TASK STATEMENT:
Write out the full listing again, exactly as it stands.

* START *

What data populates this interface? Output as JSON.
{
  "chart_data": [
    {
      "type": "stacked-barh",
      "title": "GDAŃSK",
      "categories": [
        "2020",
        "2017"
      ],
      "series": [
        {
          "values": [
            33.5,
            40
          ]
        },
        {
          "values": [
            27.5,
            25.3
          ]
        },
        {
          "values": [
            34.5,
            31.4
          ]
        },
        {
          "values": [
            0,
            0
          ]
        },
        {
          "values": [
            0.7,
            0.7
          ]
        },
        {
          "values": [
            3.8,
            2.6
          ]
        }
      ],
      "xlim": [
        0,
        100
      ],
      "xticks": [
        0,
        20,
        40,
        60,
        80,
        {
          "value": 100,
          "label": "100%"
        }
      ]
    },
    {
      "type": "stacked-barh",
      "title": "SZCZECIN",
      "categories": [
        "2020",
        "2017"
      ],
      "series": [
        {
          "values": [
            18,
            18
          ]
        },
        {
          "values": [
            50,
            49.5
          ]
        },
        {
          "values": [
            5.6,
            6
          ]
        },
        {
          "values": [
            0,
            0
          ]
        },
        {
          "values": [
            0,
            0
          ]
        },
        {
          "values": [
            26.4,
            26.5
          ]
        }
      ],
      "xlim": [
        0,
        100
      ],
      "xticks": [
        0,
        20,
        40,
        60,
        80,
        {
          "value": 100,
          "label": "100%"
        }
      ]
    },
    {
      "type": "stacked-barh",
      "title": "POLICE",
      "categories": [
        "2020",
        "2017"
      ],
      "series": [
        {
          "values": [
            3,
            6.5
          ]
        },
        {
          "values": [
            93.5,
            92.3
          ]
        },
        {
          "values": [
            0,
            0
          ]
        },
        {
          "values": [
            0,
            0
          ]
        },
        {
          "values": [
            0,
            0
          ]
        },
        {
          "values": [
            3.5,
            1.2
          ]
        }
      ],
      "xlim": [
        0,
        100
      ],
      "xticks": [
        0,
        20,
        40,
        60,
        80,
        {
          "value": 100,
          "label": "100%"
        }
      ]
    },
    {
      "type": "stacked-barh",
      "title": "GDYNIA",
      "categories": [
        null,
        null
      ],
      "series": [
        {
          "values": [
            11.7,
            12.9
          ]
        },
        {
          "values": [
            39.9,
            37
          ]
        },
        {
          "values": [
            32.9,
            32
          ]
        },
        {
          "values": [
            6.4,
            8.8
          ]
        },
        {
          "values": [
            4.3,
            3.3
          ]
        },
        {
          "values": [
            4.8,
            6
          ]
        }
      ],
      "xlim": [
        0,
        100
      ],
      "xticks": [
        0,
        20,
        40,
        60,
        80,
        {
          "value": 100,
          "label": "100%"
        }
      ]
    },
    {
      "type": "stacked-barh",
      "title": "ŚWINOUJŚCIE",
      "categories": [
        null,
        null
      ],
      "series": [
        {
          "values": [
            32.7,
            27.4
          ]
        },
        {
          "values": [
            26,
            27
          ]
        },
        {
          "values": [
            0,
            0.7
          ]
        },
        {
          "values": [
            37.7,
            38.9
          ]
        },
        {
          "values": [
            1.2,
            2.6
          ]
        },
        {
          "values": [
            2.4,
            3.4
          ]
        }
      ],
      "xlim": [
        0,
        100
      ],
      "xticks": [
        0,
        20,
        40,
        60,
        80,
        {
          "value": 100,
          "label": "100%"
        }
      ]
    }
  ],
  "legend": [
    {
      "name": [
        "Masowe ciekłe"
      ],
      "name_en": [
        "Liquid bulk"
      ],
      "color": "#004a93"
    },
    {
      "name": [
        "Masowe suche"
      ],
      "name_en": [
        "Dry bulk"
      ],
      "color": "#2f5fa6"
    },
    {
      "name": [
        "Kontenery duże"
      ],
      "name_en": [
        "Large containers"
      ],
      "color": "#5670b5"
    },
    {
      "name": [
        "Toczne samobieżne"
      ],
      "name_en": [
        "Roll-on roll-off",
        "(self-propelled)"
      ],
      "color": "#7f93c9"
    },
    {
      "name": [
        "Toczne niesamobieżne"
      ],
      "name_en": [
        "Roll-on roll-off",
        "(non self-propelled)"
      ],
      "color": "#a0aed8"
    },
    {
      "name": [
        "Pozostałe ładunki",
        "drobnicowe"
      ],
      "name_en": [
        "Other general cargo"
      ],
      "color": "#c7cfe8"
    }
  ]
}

* END *

TASK OUTPUT:
What data populates this interface? Output as JSON.
{
  "chart_data": [
    {
      "type": "stacked-barh",
      "title": "GDAŃSK",
      "categories": [
        "2020",
        "2017"
      ],
      "series": [
        {
          "values": [
            33.5,
            40
          ]
        },
        {
          "values": [
            27.5,
            25.3
          ]
        },
        {
          "values": [
            34.5,
            31.4
          ]
        },
        {
          "values": [
            0,
            0
          ]
        },
        {
          "values": [
            0.7,
            0.7
          ]
        },
        {
          "values": [
            3.8,
            2.6
          ]
        }
      ],
      "xlim": [
        0,
        100
      ],
      "xticks": [
        0,
        20,
        40,
        60,
        80,
        {
          "value": 100,
          "label": "100%"
        }
      ]
    },
    {
      "type": "stacked-barh",
      "title": "SZCZECIN",
      "categories": [
        "2020",
        "2017"
      ],
      "series": [
        {
          "values": [
            18,
            18
          ]
        },
        {
          "values": [
            50,
            49.5
          ]
        },
        {
          "values": [
            5.6,
            6
          ]
        },
        {
          "values": [
            0,
            0
          ]
        },
        {
          "values": [
            0,
            0
          ]
        },
        {
          "values": [
            26.4,
            26.5
          ]
        }
      ],
      "xlim": [
        0,
        100
      ],
      "xticks": [
        0,
        20,
        40,
        60,
        80,
        {
          "value": 100,
          "label": "100%"
        }
      ]
    },
    {
      "type": "stacked-barh",
      "title": "POLICE",
      "categories": [
        "2020",
        "2017"
      ],
      "series": [
        {
          "values": [
            3,
            6.5
          ]
        },
        {
          "values": [
            93.5,
            92.3
          ]
        },
        {
          "values": [
            0,
            0
          ]
        },
        {
          "values": [
            0,
            0
          ]
        },
        {
          "values": [
            0,
            0
          ]
        },
        {
          "values": [
            3.5,
            1.2
          ]
        }
      ],
      "xlim": [
        0,
        100
      ],
      "xticks": [
        0,
        20,
        40,
        60,
        80,
        {
          "value": 100,
          "label": "100%"
        }
      ]
    },
    {
      "type": "stacked-barh",
      "title": "GDYNIA",
      "categories": [
        null,
        null
      ],
      "series": [
        {
          "values": [
            11.7,
            12.9
          ]
        },
        {
          "values": [
            39.9,
            37
          ]
        },
        {
          "values": [
            32.9,
            32
          ]
        },
        {
          "values": [
            6.4,
            8.8
          ]
        },
        {
          "values": [
            4.3,
            3.3
          ]
        },
        {
          "values": [
            4.8,
            6
          ]
        }
      ],
      "xlim": [
        0,
        100
      ],
      "xticks": [
        0,
        20,
        40,
        60,
        80,
        {
          "value": 100,
          "label": "100%"
        }
      ]
    },
    {
      "type": "stacked-barh",
      "title": "ŚWINOUJŚCIE",
      "categories": [
        null,
        null
      ],
      "series": [
        {
          "values": [
            32.7,
            27.4
          ]
        },
        {
          "values": [
            26,
            27
          ]
        },
        {
          "values": [
            0,
            0.7
          ]
        },
        {
          "values": [
            37.7,
            38.9
          ]
        },
        {
          "values": [
            1.2,
            2.6
          ]
        },
        {
          "values": [
            2.4,
            3.4
          ]
        }
      ],
      "xlim": [
        0,
        100
      ],
      "xticks": [
        0,
        20,
        40,
        60,
        80,
        {
          "value": 100,
          "label": "100%"
        }
      ]
    }
  ],
  "legend": [
    {
      "name": [
        "Masowe ciekłe"
      ],
      "name_en": [
        "Liquid bulk"
      ],
      "color": "#004a93"
    },
    {
      "name": [
        "Masowe suche"
      ],
      "name_en": [
        "Dry bulk"
      ],
      "color": "#2f5fa6"
    },
    {
      "name": [
        "Kontenery duże"
      ],
      "name_en": [
        "Large containers"
      ],
      "color": "#5670b5"
    },
    {
      "name": [
        "Toczne samobieżne"
      ],
      "name_en": [
        "Roll-on roll-off",
        "(self-propelled)"
      ],
      "color": "#7f93c9"
    },
    {
      "name": [
        "Toczne niesamobieżne"
      ],
      "name_en": [
        "Roll-on roll-off",
        "(non self-propelled)"
      ],
      "color": "#a0aed8"
    },
    {
      "name": [
        "Pozostałe ładunki",
        "drobnicowe"
      ],
      "name_en": [
        "Other general cargo"
      ],
      "color": "#c7cfe8"
    }
  ]
}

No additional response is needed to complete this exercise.